--- EXERCISE BRIEF ---
Return all of the entries exactly, with nothing added or left out.

--- RECORDS PROVIDED ---
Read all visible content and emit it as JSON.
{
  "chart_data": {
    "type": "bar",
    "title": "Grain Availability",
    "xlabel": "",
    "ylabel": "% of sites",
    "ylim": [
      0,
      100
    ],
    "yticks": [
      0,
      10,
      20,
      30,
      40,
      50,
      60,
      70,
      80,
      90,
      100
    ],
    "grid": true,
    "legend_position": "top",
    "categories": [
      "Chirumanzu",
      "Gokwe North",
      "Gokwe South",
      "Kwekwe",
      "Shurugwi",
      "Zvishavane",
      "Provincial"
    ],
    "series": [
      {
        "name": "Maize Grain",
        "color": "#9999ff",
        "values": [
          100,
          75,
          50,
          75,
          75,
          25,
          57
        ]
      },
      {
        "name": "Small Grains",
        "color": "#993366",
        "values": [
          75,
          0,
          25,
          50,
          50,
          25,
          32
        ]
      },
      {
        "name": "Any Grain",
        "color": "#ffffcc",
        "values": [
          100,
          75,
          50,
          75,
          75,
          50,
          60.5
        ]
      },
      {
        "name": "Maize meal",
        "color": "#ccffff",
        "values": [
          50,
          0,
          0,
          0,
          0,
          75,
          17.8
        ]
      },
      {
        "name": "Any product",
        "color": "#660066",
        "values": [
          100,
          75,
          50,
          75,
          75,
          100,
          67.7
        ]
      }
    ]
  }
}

--- COMPLETE OUTPUT ---
Read all visible content and emit it as JSON.
{
  "chart_data": {
    "type": "bar",
    "title": "Grain Availability",
    "xlabel": "",
    "ylabel": "% of sites",
    "ylim": [
      0,
      100
    ],
    "yticks": [
      0,
      10,
      20,
      30,
      40,
      50,
      60,
      70,
      80,
      90,
      100
    ],
    "grid": true,
    "legend_position": "top",
    "categories": [
      "Chirumanzu",
      "Gokwe North",
      "Gokwe South",
      "Kwekwe",
      "Shurugwi",
      "Zvishavane",
      "Provincial"
    ],
    "series": [
      {
        "name": "Maize Grain",
        "color": "#9999ff",
        "values": [
          100,
          75,
          50,
          75,
          75,
          25,
          57
        ]
      },
      {
        "name": "Small Grains",
        "color": "#993366",
        "values": [
          75,
          0,
          25,
          50,
          50,
          25,
          32
        ]
      },
      {
        "name": "Any Grain",
        "color": "#ffffcc",
        "values": [
          100,
          75,
          50,
          75,
          75,
          50,
          60.5
        ]
      },
      {
        "name": "Maize meal",
        "color": "#ccffff",
        "values": [
          50,
          0,
          0,
          0,
          0,
          75,
          17.8
        ]
      },
      {
        "name": "Any product",
        "color": "#660066",
        "values": [
          100,
          75,
          50,
          75,
          75,
          100,
          67.7
        ]
      }
    ]
  }
}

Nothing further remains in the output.